- _BRIEF 1_: Can you print the passage of the marriage essay that begins at "Truthfully, this kind" and stops after "deserve being articulated.", copied word for word?
- _BRIEF 2_: Could you write the next part of the essay on marriage as an accomplishment, picking up right after its final sentence?

** Start of EXCERPT **

Yesterday a friend of mine came across an article in The Huffington Post entitled “Getting
Married Is Not An Accomplishment.” The article is not too terribly long and
does not break new ground the pop-feminism world, so if you haven’t eaten recently,
you might want to go ahead and read the whole thing. But if you don’t want to –
and who could blame you? – I’ll provide the most relevant excerpt:
My frustration is this: It is 2016 and being popped the question is still more celebrated than academic and professional pursuits of women. Yes, college graduations and landing a great career and receiving wonderful promotions are all received with happiness from friends and family, but not even close to the same level of elation received when you announce that you are getting hitched. This is my experience, at least.
I am so grateful for the excitement surrounding my upcoming marriage, however, I often wonder why the event of getting married is put on a higher pedestal than the true successes that come along with an education and career.
Truthfully, this kind of article is easy to obliterate
because it is both predictable and poorly reasoned. I
don’t believe in punching down, but there are a few points that I think I’d
like to make about this article, points that may slip through the cracks for
most readers.
The Obvious
The first couple of points I’d like to make are obvious, but
important enough that they deserve being articulated.
The number one thing is this: The author is simply wrong. Marriage is a much greater accomplishment
than having some success at work. Marriage is a lifelong project that requires
a level of patience, growth, and commitment to personal growth that many people
simply do not possess. I won’t say it’s hard to be married, but I will say that
when you’re having a bad day at work, you can still go home at the end of the
day, and if things really start to suck, you can get an even better job if you
leverage your past successes. In marriage, there is nowhere to go other than
back to the marriage to try to make it better; and if you, sadly, find yourself
having to leave a marriage, you always end up worse-off than you were before,
definitely in the short run and quite possibly in the long run. Compared to
work or school, the stakes are much higher in marriage, the time horizon is
much, much longer, the effort is greater, and the rewards are much more deeply
satisfying – not just according to me, but according to happiness research. To
suggest that getting a promotion at work – even a really big promotion and a
nice raise – is a greater accomplishment than marriage is, well… insane.

** End of EXCERPT **
** Start of DATA **

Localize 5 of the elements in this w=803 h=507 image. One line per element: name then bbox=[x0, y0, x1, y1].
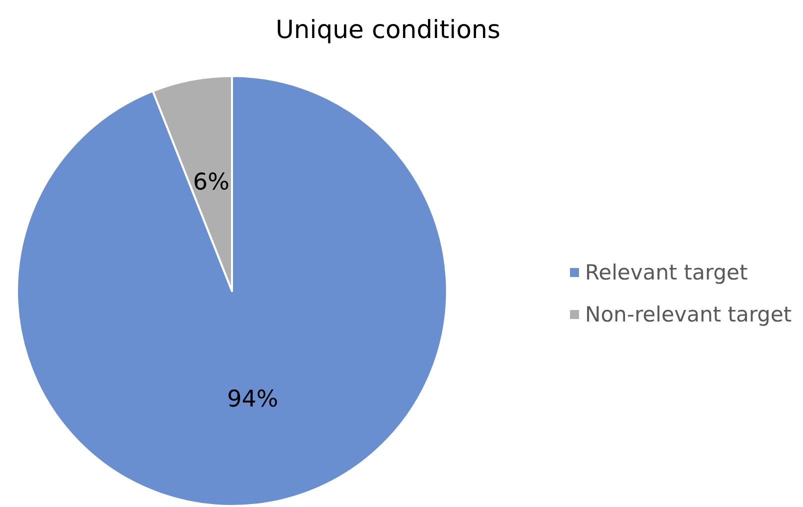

** End of DATA **

- _EXERCISE ANSWER 1_:
Truthfully, this kind of article is easy to obliterate
because it is both predictable and poorly reasoned. I
don’t believe in punching down, but there are a few points that I think I’d
like to make about this article, points that may slip through the cracks for
most readers.
The Obvious
The first couple of points I’d like to make are obvious, but
important enough that they deserve being articulated.

- _EXERCISE ANSWER 2_:
The other obvious point that goes along with this one is
that many, many people in the world aren’t lucky enough to get married, ever. A great many more people are lucky
to have been married, but sadly haven’t ended up in a successful marriage. Still more people had wonderful marriages that
were destroyed through acts of god or circumstance. In short, the author is
quite fortunate – or, to use the language du
jour, privileged – to be getting married. Her article and her perspective
is warped by her good fortune; she is oblivious to the plight of the many
people who aren’t so lucky as to be getting married. This makes her article
seem cavalier.
The Less Obvious
By the time I had finished the article, I had recalled an
old blog post that dispenses with most of the arguments made in this one. You
can find it here, and do read the whole thing, because it’s excellent.
The knee-jerk reaction to an article like this, the one that
The Huffington Post is counting on,
is that we all sit around and pat each other on the back for knowing that a woman’s
worth is more than her ability to attach herself to a man. And while we were
all patting ourselves on the back for thinking this, the author sprung this
little doozy on us:
I can’t blame anyone for being more curious about my relationship status than my career, as I too have been guilty of doing the same with other woman. After all, we are all taught through expertly crafted commercials and advertisements that it is of utmost importance for a woman to get a ring put on her finger.
Perhaps it’s time for society as a whole to re-evaluate what aspect of women’s lives we put the most value on.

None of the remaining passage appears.